**What is expected:** Locate all lines with the word "กะเหล". Copy them.

— begin Supplied material —

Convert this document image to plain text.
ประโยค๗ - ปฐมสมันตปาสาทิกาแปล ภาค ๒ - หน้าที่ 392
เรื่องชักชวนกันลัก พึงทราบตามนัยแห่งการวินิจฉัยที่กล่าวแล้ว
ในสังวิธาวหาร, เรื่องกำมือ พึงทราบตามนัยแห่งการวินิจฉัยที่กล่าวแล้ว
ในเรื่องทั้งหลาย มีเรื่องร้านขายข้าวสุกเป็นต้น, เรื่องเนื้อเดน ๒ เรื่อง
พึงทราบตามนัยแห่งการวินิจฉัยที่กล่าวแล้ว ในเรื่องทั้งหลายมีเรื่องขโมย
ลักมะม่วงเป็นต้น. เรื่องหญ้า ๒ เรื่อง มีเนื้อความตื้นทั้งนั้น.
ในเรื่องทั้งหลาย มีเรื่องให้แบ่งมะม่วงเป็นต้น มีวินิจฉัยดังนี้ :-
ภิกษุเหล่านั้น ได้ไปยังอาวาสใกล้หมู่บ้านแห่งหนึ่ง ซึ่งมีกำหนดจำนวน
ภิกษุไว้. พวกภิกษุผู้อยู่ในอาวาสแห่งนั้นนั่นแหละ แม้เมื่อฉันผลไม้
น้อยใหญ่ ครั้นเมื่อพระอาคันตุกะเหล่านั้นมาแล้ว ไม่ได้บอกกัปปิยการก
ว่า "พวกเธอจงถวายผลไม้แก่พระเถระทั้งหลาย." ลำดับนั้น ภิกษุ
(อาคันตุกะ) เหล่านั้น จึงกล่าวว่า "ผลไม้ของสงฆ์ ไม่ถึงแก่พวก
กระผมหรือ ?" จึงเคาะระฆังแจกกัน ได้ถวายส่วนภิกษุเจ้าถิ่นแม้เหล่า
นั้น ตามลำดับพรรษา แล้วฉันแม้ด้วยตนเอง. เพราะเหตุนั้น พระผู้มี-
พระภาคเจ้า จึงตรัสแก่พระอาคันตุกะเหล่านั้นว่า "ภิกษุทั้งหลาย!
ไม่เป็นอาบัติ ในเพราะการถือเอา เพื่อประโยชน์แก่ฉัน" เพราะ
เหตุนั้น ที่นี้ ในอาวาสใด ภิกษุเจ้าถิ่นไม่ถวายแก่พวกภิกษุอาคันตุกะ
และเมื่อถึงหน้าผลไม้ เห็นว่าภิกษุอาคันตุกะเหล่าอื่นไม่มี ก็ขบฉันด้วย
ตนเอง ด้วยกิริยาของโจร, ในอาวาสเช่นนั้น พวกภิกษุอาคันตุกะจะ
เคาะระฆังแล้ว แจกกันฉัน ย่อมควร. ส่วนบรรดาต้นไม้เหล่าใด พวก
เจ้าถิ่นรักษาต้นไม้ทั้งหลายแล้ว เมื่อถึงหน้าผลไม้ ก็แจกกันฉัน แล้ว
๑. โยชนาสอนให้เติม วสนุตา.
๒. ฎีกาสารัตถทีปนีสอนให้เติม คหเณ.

— end Supplied material —

**Full output:**
น้อยใหญ่ ครั้นเมื่อพระอาคันตุกะเหล่านั้นมาแล้ว ไม่ได้บอกกัปปิยการก
พระภาคเจ้า จึงตรัสแก่พระอาคันตุกะเหล่านั้นว่า "ภิกษุทั้งหลาย!
และเมื่อถึงหน้าผลไม้ เห็นว่าภิกษุอาคันตุกะเหล่าอื่นไม่มี ก็ขบฉันด้วย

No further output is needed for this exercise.